# Material to process
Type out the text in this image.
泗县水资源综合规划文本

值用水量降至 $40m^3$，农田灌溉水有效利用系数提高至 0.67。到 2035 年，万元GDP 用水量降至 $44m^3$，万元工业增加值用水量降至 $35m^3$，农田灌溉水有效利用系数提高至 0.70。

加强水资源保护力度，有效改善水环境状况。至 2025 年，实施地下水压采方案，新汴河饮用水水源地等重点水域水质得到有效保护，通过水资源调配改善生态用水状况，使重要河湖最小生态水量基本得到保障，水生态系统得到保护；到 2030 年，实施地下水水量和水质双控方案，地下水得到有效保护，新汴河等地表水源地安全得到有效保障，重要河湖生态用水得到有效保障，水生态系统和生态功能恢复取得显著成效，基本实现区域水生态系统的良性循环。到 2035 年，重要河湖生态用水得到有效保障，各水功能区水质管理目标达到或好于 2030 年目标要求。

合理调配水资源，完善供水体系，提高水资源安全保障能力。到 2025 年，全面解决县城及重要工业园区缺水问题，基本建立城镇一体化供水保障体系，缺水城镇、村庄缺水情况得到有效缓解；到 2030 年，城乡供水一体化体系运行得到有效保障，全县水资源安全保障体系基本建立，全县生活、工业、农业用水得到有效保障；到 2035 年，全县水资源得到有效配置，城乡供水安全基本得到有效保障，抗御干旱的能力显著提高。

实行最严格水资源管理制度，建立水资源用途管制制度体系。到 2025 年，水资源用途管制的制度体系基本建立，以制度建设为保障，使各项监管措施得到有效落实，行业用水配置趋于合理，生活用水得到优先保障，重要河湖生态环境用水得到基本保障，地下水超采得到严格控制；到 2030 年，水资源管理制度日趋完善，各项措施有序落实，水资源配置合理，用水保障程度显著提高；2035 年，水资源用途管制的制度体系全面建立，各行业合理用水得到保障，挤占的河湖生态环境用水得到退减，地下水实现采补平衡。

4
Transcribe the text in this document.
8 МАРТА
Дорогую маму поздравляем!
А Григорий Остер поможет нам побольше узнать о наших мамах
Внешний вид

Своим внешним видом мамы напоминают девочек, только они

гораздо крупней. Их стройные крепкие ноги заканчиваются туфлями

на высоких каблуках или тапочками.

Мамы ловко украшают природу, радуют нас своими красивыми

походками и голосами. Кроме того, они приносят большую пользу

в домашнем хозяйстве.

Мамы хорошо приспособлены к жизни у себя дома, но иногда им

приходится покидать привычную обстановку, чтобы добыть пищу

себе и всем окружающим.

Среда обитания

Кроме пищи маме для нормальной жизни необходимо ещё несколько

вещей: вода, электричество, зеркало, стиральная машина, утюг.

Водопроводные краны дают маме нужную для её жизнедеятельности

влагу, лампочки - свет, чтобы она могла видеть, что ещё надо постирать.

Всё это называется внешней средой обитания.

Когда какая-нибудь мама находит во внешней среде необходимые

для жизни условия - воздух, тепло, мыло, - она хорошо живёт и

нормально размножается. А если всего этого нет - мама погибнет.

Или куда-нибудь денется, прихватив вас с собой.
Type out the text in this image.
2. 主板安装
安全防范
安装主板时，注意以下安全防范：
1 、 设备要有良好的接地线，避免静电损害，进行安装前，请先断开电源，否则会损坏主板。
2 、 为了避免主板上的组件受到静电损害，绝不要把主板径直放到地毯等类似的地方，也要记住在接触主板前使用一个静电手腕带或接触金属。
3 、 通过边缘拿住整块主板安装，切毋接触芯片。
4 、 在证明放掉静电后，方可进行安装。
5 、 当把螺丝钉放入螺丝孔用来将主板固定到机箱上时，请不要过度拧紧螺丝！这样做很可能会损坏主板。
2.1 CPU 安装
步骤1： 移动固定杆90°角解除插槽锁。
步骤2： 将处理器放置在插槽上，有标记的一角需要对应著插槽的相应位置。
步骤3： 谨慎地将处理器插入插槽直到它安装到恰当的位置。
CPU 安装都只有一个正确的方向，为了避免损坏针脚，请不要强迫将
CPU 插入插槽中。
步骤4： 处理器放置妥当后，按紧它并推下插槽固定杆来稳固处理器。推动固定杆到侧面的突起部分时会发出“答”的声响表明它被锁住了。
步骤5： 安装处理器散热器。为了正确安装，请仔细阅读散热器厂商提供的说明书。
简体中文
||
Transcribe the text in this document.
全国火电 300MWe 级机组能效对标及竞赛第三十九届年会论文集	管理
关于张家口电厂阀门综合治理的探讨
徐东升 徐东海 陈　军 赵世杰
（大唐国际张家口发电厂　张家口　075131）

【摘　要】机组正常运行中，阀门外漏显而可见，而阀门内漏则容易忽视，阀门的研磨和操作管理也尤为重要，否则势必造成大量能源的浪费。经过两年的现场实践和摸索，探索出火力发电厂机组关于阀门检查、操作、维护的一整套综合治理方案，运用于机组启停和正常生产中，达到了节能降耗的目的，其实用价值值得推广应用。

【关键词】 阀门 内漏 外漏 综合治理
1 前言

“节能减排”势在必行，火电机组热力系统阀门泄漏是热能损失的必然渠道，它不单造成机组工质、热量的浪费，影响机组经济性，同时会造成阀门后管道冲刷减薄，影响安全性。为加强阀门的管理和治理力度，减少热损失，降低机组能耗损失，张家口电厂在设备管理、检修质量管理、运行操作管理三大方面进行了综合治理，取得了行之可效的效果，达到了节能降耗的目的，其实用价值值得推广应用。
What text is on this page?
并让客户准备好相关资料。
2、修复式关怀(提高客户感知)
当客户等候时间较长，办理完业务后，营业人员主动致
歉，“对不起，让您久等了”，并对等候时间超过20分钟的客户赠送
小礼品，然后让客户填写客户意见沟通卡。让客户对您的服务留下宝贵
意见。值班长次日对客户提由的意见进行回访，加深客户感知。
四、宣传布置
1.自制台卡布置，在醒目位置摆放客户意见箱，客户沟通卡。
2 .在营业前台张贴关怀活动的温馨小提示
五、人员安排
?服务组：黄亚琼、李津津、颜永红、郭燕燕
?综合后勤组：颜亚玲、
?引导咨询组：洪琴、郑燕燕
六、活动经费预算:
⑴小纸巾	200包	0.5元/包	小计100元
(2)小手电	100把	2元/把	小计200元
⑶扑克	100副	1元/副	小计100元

# Your task
Find all the lines containing "Кроме" in the material, then copy them.

# Result for this task
походками и голосами. Кроме того, они приносят большую пользу
Кроме пищи маме для нормальной жизни необходимо ещё несколько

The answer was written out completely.